> [TASK DIRECTIONS]:
Copy out all of the material exactly.

> [A run of records]:
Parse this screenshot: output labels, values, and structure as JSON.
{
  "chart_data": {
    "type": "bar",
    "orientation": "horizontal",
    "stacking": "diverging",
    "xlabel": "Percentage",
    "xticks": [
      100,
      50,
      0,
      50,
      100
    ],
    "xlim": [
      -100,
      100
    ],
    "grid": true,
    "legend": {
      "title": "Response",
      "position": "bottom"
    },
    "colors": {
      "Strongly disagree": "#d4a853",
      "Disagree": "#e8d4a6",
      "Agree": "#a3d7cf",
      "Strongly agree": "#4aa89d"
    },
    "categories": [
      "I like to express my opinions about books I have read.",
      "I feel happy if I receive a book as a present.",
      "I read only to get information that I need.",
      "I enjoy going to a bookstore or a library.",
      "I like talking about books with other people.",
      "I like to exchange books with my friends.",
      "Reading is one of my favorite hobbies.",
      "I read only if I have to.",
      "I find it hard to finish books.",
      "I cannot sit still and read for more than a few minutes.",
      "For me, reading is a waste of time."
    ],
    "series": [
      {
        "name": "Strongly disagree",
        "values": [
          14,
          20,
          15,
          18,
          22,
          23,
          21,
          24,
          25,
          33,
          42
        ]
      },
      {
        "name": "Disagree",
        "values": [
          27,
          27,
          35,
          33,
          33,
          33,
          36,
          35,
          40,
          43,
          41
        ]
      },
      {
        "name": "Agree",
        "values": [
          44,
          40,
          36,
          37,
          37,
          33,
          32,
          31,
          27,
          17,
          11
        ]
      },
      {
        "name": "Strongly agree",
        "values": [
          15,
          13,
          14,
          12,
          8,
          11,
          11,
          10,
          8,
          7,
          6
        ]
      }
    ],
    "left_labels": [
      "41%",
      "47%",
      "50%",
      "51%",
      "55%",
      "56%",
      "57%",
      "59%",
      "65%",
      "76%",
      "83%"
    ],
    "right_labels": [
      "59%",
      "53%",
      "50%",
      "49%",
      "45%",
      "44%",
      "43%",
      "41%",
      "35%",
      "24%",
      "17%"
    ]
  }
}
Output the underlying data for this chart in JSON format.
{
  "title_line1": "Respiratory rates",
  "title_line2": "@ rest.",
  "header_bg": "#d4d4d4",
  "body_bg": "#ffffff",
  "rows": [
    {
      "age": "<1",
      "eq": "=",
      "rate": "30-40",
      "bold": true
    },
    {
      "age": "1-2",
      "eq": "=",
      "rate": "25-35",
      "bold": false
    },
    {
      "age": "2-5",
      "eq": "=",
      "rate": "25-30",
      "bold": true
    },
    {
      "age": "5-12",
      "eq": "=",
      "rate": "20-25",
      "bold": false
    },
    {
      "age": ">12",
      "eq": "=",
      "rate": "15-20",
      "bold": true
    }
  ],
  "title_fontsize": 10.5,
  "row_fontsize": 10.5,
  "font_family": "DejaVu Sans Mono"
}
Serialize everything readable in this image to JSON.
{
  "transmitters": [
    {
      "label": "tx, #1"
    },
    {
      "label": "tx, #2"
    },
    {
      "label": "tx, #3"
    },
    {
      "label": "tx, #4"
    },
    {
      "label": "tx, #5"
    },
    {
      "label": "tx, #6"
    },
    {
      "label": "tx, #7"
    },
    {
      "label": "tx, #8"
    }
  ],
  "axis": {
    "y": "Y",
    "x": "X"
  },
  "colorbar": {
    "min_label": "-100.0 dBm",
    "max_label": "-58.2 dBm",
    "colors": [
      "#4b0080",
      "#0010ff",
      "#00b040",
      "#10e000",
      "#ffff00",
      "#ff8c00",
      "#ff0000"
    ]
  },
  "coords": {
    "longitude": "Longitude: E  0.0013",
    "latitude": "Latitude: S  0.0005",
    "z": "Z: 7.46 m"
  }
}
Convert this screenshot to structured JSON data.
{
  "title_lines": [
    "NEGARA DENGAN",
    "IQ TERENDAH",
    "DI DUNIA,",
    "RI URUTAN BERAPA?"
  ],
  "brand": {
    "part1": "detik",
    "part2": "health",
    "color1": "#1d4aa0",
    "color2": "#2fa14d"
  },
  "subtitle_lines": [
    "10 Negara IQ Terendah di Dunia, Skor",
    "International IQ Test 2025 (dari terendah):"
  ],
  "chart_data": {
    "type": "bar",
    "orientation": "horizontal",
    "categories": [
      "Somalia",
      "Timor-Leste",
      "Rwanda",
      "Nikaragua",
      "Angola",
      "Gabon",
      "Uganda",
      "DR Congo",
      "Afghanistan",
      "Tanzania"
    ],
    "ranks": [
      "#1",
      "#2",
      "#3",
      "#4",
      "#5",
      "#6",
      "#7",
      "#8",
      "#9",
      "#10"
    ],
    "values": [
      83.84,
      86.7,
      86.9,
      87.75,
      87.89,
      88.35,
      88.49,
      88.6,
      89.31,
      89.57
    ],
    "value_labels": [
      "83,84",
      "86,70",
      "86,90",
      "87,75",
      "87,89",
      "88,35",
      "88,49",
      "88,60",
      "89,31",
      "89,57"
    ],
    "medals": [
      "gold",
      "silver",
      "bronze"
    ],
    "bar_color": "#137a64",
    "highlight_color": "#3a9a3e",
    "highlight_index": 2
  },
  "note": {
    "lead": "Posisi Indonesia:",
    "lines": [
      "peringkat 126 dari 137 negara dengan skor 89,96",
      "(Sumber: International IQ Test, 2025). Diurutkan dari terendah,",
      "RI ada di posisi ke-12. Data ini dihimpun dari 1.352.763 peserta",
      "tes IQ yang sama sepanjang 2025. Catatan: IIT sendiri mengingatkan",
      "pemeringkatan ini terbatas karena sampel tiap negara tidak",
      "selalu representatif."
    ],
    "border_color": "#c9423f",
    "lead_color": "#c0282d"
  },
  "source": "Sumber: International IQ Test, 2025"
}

> [SOLUTION FOR THIS EXERCISE]:
Parse this screenshot: output labels, values, and structure as JSON.
{
  "chart_data": {
    "type": "bar",
    "orientation": "horizontal",
    "stacking": "diverging",
    "xlabel": "Percentage",
    "xticks": [
      100,
      50,
      0,
      50,
      100
    ],
    "xlim": [
      -100,
      100
    ],
    "grid": true,
    "legend": {
      "title": "Response",
      "position": "bottom"
    },
    "colors": {
      "Strongly disagree": "#d4a853",
      "Disagree": "#e8d4a6",
      "Agree": "#a3d7cf",
      "Strongly agree": "#4aa89d"
    },
    "categories": [
      "I like to express my opinions about books I have read.",
      "I feel happy if I receive a book as a present.",
      "I read only to get information that I need.",
      "I enjoy going to a bookstore or a library.",
      "I like talking about books with other people.",
      "I like to exchange books with my friends.",
      "Reading is one of my favorite hobbies.",
      "I read only if I have to.",
      "I find it hard to finish books.",
      "I cannot sit still and read for more than a few minutes.",
      "For me, reading is a waste of time."
    ],
    "series": [
      {
        "name": "Strongly disagree",
        "values": [
          14,
          20,
          15,
          18,
          22,
          23,
          21,
          24,
          25,
          33,
          42
        ]
      },
      {
        "name": "Disagree",
        "values": [
          27,
          27,
          35,
          33,
          33,
          33,
          36,
          35,
          40,
          43,
          41
        ]
      },
      {
        "name": "Agree",
        "values": [
          44,
          40,
          36,
          37,
          37,
          33,
          32,
          31,
          27,
          17,
          11
        ]
      },
      {
        "name": "Strongly agree",
        "values": [
          15,
          13,
          14,
          12,
          8,
          11,
          11,
          10,
          8,
          7,
          6
        ]
      }
    ],
    "left_labels": [
      "41%",
      "47%",
      "50%",
      "51%",
      "55%",
      "56%",
      "57%",
      "59%",
      "65%",
      "76%",
      "83%"
    ],
    "right_labels": [
      "59%",
      "53%",
      "50%",
      "49%",
      "45%",
      "44%",
      "43%",
      "41%",
      "35%",
      "24%",
      "17%"
    ]
  }
}
Output the underlying data for this chart in JSON format.
{
  "title_line1": "Respiratory rates",
  "title_line2": "@ rest.",
  "header_bg": "#d4d4d4",
  "body_bg": "#ffffff",
  "rows": [
    {
      "age": "<1",
      "eq": "=",
      "rate": "30-40",
      "bold": true
    },
    {
      "age": "1-2",
      "eq": "=",
      "rate": "25-35",
      "bold": false
    },
    {
      "age": "2-5",
      "eq": "=",
      "rate": "25-30",
      "bold": true
    },
    {
      "age": "5-12",
      "eq": "=",
      "rate": "20-25",
      "bold": false
    },
    {
      "age": ">12",
      "eq": "=",
      "rate": "15-20",
      "bold": true
    }
  ],
  "title_fontsize": 10.5,
  "row_fontsize": 10.5,
  "font_family": "DejaVu Sans Mono"
}
Serialize everything readable in this image to JSON.
{
  "transmitters": [
    {
      "label": "tx, #1"
    },
    {
      "label": "tx, #2"
    },
    {
      "label": "tx, #3"
    },
    {
      "label": "tx, #4"
    },
    {
      "label": "tx, #5"
    },
    {
      "label": "tx, #6"
    },
    {
      "label": "tx, #7"
    },
    {
      "label": "tx, #8"
    }
  ],
  "axis": {
    "y": "Y",
    "x": "X"
  },
  "colorbar": {
    "min_label": "-100.0 dBm",
    "max_label": "-58.2 dBm",
    "colors": [
      "#4b0080",
      "#0010ff",
      "#00b040",
      "#10e000",
      "#ffff00",
      "#ff8c00",
      "#ff0000"
    ]
  },
  "coords": {
    "longitude": "Longitude: E  0.0013",
    "latitude": "Latitude: S  0.0005",
    "z": "Z: 7.46 m"
  }
}
Convert this screenshot to structured JSON data.
{
  "title_lines": [
    "NEGARA DENGAN",
    "IQ TERENDAH",
    "DI DUNIA,",
    "RI URUTAN BERAPA?"
  ],
  "brand": {
    "part1": "detik",
    "part2": "health",
    "color1": "#1d4aa0",
    "color2": "#2fa14d"
  },
  "subtitle_lines": [
    "10 Negara IQ Terendah di Dunia, Skor",
    "International IQ Test 2025 (dari terendah):"
  ],
  "chart_data": {
    "type": "bar",
    "orientation": "horizontal",
    "categories": [
      "Somalia",
      "Timor-Leste",
      "Rwanda",
      "Nikaragua",
      "Angola",
      "Gabon",
      "Uganda",
      "DR Congo",
      "Afghanistan",
      "Tanzania"
    ],
    "ranks": [
      "#1",
      "#2",
      "#3",
      "#4",
      "#5",
      "#6",
      "#7",
      "#8",
      "#9",
      "#10"
    ],
    "values": [
      83.84,
      86.7,
      86.9,
      87.75,
      87.89,
      88.35,
      88.49,
      88.6,
      89.31,
      89.57
    ],
    "value_labels": [
      "83,84",
      "86,70",
      "86,90",
      "87,75",
      "87,89",
      "88,35",
      "88,49",
      "88,60",
      "89,31",
      "89,57"
    ],
    "medals": [
      "gold",
      "silver",
      "bronze"
    ],
    "bar_color": "#137a64",
    "highlight_color": "#3a9a3e",
    "highlight_index": 2
  },
  "note": {
    "lead": "Posisi Indonesia:",
    "lines": [
      "peringkat 126 dari 137 negara dengan skor 89,96",
      "(Sumber: International IQ Test, 2025). Diurutkan dari terendah,",
      "RI ada di posisi ke-12. Data ini dihimpun dari 1.352.763 peserta",
      "tes IQ yang sama sepanjang 2025. Catatan: IIT sendiri mengingatkan",
      "pemeringkatan ini terbatas karena sampel tiap negara tidak",
      "selalu representatif."
    ],
    "border_color": "#c9423f",
    "lead_color": "#c0282d"
  },
  "source": "Sumber: International IQ Test, 2025"
}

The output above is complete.